Stored items from a collection:
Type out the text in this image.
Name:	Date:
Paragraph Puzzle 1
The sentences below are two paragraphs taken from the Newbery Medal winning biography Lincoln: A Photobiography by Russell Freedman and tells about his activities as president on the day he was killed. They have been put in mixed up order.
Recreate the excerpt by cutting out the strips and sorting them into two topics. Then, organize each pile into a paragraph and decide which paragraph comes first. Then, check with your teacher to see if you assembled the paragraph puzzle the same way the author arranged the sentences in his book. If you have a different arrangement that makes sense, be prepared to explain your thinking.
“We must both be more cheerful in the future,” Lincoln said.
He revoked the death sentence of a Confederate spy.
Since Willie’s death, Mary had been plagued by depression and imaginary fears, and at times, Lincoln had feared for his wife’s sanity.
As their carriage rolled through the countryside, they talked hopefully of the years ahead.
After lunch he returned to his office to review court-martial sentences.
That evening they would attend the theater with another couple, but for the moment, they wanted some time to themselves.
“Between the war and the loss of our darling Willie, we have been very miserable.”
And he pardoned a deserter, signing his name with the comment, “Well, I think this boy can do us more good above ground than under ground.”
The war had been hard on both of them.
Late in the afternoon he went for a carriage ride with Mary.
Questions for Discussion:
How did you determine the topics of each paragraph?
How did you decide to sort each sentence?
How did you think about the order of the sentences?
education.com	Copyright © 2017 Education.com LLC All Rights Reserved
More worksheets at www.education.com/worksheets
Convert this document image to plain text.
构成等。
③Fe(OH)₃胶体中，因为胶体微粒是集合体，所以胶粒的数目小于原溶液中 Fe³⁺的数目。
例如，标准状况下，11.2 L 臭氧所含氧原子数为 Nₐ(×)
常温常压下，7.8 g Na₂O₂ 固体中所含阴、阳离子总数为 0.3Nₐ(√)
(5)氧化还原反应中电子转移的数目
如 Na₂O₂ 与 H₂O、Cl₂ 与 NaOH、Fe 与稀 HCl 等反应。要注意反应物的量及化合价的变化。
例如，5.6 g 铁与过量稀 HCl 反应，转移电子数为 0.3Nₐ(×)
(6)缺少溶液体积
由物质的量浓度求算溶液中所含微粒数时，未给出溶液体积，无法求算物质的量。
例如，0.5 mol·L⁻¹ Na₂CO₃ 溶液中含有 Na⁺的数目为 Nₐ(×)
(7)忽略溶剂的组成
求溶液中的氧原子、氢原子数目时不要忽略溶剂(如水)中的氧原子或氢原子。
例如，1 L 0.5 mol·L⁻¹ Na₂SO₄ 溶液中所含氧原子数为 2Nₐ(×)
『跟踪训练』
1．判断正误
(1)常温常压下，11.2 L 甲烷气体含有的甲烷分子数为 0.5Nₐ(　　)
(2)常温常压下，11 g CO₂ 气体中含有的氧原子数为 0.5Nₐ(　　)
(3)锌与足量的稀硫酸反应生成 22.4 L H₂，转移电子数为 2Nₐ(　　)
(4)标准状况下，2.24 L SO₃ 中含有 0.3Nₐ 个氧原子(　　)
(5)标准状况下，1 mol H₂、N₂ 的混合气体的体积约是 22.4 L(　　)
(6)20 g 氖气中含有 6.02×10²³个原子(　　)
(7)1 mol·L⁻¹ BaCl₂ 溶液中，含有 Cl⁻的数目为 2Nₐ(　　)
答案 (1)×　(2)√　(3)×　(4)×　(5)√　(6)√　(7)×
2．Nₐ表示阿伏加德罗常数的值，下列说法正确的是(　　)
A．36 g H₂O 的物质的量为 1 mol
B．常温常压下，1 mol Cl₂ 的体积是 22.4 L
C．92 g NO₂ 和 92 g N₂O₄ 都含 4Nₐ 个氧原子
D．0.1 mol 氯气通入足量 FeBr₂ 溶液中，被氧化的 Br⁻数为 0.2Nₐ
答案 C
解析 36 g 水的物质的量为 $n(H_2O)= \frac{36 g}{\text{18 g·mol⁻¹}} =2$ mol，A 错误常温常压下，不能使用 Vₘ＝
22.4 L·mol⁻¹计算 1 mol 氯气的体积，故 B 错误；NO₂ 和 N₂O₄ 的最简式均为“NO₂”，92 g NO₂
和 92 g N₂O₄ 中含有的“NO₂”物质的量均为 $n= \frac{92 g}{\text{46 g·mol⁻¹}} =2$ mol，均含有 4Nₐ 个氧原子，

EXERCISE DETAILS:
Copy out every line of the data above, exactly as given.

WRITTEN SOLUTION:
Type out the text in this image.
Name:	Date:
Paragraph Puzzle 1
The sentences below are two paragraphs taken from the Newbery Medal winning biography Lincoln: A Photobiography by Russell Freedman and tells about his activities as president on the day he was killed. They have been put in mixed up order.
Recreate the excerpt by cutting out the strips and sorting them into two topics. Then, organize each pile into a paragraph and decide which paragraph comes first. Then, check with your teacher to see if you assembled the paragraph puzzle the same way the author arranged the sentences in his book. If you have a different arrangement that makes sense, be prepared to explain your thinking.
“We must both be more cheerful in the future,” Lincoln said.
He revoked the death sentence of a Confederate spy.
Since Willie’s death, Mary had been plagued by depression and imaginary fears, and at times, Lincoln had feared for his wife’s sanity.
As their carriage rolled through the countryside, they talked hopefully of the years ahead.
After lunch he returned to his office to review court-martial sentences.
That evening they would attend the theater with another couple, but for the moment, they wanted some time to themselves.
“Between the war and the loss of our darling Willie, we have been very miserable.”
And he pardoned a deserter, signing his name with the comment, “Well, I think this boy can do us more good above ground than under ground.”
The war had been hard on both of them.
Late in the afternoon he went for a carriage ride with Mary.
Questions for Discussion:
How did you determine the topics of each paragraph?
How did you decide to sort each sentence?
How did you think about the order of the sentences?
education.com	Copyright © 2017 Education.com LLC All Rights Reserved
More worksheets at www.education.com/worksheets
Convert this document image to plain text.
构成等。
③Fe(OH)₃胶体中，因为胶体微粒是集合体，所以胶粒的数目小于原溶液中 Fe³⁺的数目。
例如，标准状况下，11.2 L 臭氧所含氧原子数为 Nₐ(×)
常温常压下，7.8 g Na₂O₂ 固体中所含阴、阳离子总数为 0.3Nₐ(√)
(5)氧化还原反应中电子转移的数目
如 Na₂O₂ 与 H₂O、Cl₂ 与 NaOH、Fe 与稀 HCl 等反应。要注意反应物的量及化合价的变化。
例如，5.6 g 铁与过量稀 HCl 反应，转移电子数为 0.3Nₐ(×)
(6)缺少溶液体积
由物质的量浓度求算溶液中所含微粒数时，未给出溶液体积，无法求算物质的量。
例如，0.5 mol·L⁻¹ Na₂CO₃ 溶液中含有 Na⁺的数目为 Nₐ(×)
(7)忽略溶剂的组成
求溶液中的氧原子、氢原子数目时不要忽略溶剂(如水)中的氧原子或氢原子。
例如，1 L 0.5 mol·L⁻¹ Na₂SO₄ 溶液中所含氧原子数为 2Nₐ(×)
『跟踪训练』
1．判断正误
(1)常温常压下，11.2 L 甲烷气体含有的甲烷分子数为 0.5Nₐ(　　)
(2)常温常压下，11 g CO₂ 气体中含有的氧原子数为 0.5Nₐ(　　)
(3)锌与足量的稀硫酸反应生成 22.4 L H₂，转移电子数为 2Nₐ(　　)
(4)标准状况下，2.24 L SO₃ 中含有 0.3Nₐ 个氧原子(　　)
(5)标准状况下，1 mol H₂、N₂ 的混合气体的体积约是 22.4 L(　　)
(6)20 g 氖气中含有 6.02×10²³个原子(　　)
(7)1 mol·L⁻¹ BaCl₂ 溶液中，含有 Cl⁻的数目为 2Nₐ(　　)
答案 (1)×　(2)√　(3)×　(4)×　(5)√　(6)√　(7)×
2．Nₐ表示阿伏加德罗常数的值，下列说法正确的是(　　)
A．36 g H₂O 的物质的量为 1 mol
B．常温常压下，1 mol Cl₂ 的体积是 22.4 L
C．92 g NO₂ 和 92 g N₂O₄ 都含 4Nₐ 个氧原子
D．0.1 mol 氯气通入足量 FeBr₂ 溶液中，被氧化的 Br⁻数为 0.2Nₐ
答案 C
解析 36 g 水的物质的量为 $n(H_2O)= \frac{36 g}{\text{18 g·mol⁻¹}} =2$ mol，A 错误常温常压下，不能使用 Vₘ＝
22.4 L·mol⁻¹计算 1 mol 氯气的体积，故 B 错误；NO₂ 和 N₂O₄ 的最简式均为“NO₂”，92 g NO₂
和 92 g N₂O₄ 中含有的“NO₂”物质的量均为 $n= \frac{92 g}{\text{46 g·mol⁻¹}} =2$ mol，均含有 4Nₐ 个氧原子，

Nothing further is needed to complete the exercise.